◆ **The task**
Set each entry down verbatim, omitting images.

◆ **Data provided**
════════

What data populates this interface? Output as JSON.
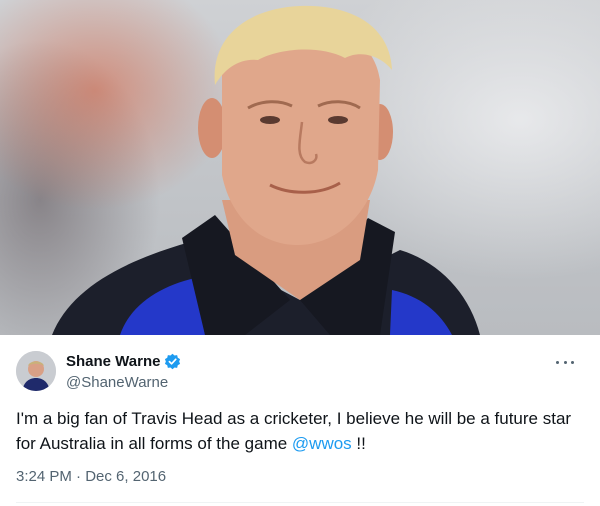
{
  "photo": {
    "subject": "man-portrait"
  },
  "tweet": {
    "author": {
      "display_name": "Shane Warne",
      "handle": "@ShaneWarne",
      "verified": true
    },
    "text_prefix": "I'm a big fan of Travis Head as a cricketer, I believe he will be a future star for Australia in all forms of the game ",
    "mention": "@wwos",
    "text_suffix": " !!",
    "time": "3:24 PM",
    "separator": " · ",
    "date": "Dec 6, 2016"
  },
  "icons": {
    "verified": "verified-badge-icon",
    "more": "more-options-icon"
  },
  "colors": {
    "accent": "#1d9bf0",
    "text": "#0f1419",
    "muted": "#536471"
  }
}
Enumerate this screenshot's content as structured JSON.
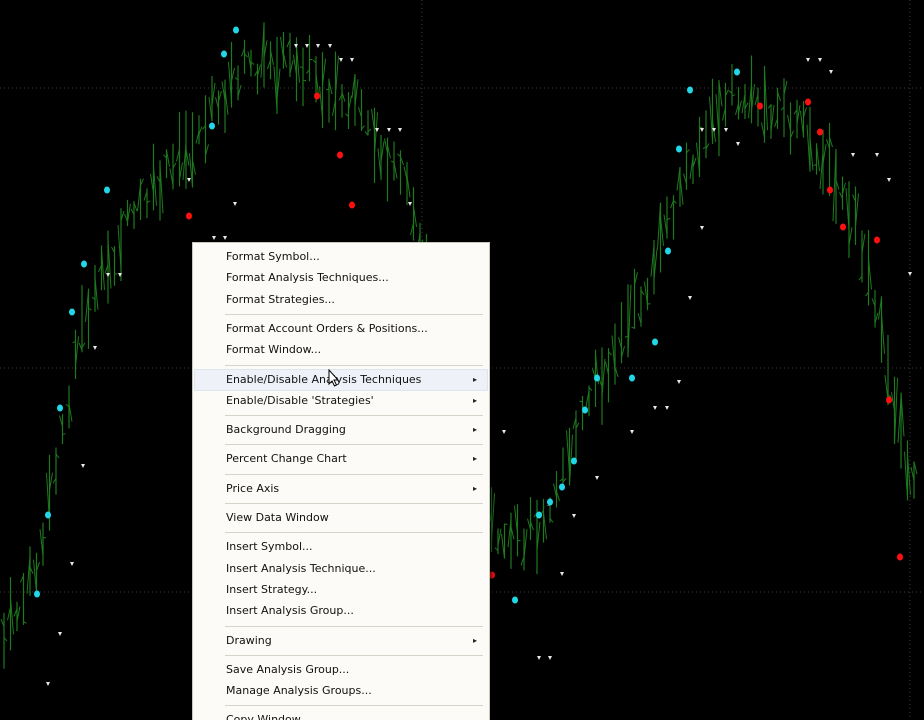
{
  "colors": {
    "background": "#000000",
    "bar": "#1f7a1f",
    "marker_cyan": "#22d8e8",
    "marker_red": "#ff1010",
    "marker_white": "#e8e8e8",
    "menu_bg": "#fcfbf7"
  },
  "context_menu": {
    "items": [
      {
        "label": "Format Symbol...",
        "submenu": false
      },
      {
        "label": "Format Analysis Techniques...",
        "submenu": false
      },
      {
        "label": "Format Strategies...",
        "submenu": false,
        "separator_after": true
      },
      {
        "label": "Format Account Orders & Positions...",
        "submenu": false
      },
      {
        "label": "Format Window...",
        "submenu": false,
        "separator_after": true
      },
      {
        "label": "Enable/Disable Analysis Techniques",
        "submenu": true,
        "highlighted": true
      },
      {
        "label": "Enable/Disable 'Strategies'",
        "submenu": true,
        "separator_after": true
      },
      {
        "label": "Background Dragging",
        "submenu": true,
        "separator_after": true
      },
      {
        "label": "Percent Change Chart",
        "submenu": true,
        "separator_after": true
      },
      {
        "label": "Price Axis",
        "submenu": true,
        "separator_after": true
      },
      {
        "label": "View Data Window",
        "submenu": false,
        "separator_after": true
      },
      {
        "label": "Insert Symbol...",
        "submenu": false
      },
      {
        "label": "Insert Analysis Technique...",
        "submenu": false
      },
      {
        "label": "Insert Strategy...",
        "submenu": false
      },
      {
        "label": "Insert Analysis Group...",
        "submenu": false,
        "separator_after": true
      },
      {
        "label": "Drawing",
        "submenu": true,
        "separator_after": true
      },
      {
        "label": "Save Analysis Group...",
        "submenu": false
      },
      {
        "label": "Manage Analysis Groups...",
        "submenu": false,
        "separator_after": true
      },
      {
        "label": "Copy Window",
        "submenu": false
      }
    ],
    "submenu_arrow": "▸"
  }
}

════════

◆ **Output for this task**
What data populates this interface? Output as JSON.
{
  "photo": {
    "subject": "man-portrait"
  },
  "tweet": {
    "author": {
      "display_name": "Shane Warne",
      "handle": "@ShaneWarne",
      "verified": true
    },
    "text_prefix": "I'm a big fan of Travis Head as a cricketer, I believe he will be a future star for Australia in all forms of the game ",
    "mention": "@wwos",
    "text_suffix": " !!",
    "time": "3:24 PM",
    "separator": " · ",
    "date": "Dec 6, 2016"
  },
  "icons": {
    "verified": "verified-badge-icon",
    "more": "more-options-icon"
  },
  "colors": {
    "accent": "#1d9bf0",
    "text": "#0f1419",
    "muted": "#536471"
  }
}
Enumerate this screenshot's content as structured JSON.
{
  "colors": {
    "background": "#000000",
    "bar": "#1f7a1f",
    "marker_cyan": "#22d8e8",
    "marker_red": "#ff1010",
    "marker_white": "#e8e8e8",
    "menu_bg": "#fcfbf7"
  },
  "context_menu": {
    "items": [
      {
        "label": "Format Symbol...",
        "submenu": false
      },
      {
        "label": "Format Analysis Techniques...",
        "submenu": false
      },
      {
        "label": "Format Strategies...",
        "submenu": false,
        "separator_after": true
      },
      {
        "label": "Format Account Orders & Positions...",
        "submenu": false
      },
      {
        "label": "Format Window...",
        "submenu": false,
        "separator_after": true
      },
      {
        "label": "Enable/Disable Analysis Techniques",
        "submenu": true,
        "highlighted": true
      },
      {
        "label": "Enable/Disable 'Strategies'",
        "submenu": true,
        "separator_after": true
      },
      {
        "label": "Background Dragging",
        "submenu": true,
        "separator_after": true
      },
      {
        "label": "Percent Change Chart",
        "submenu": true,
        "separator_after": true
      },
      {
        "label": "Price Axis",
        "submenu": true,
        "separator_after": true
      },
      {
        "label": "View Data Window",
        "submenu": false,
        "separator_after": true
      },
      {
        "label": "Insert Symbol...",
        "submenu": false
      },
      {
        "label": "Insert Analysis Technique...",
        "submenu": false
      },
      {
        "label": "Insert Strategy...",
        "submenu": false
      },
      {
        "label": "Insert Analysis Group...",
        "submenu": false,
        "separator_after": true
      },
      {
        "label": "Drawing",
        "submenu": true,
        "separator_after": true
      },
      {
        "label": "Save Analysis Group...",
        "submenu": false
      },
      {
        "label": "Manage Analysis Groups...",
        "submenu": false,
        "separator_after": true
      },
      {
        "label": "Copy Window",
        "submenu": false
      }
    ],
    "submenu_arrow": "▸"
  }
}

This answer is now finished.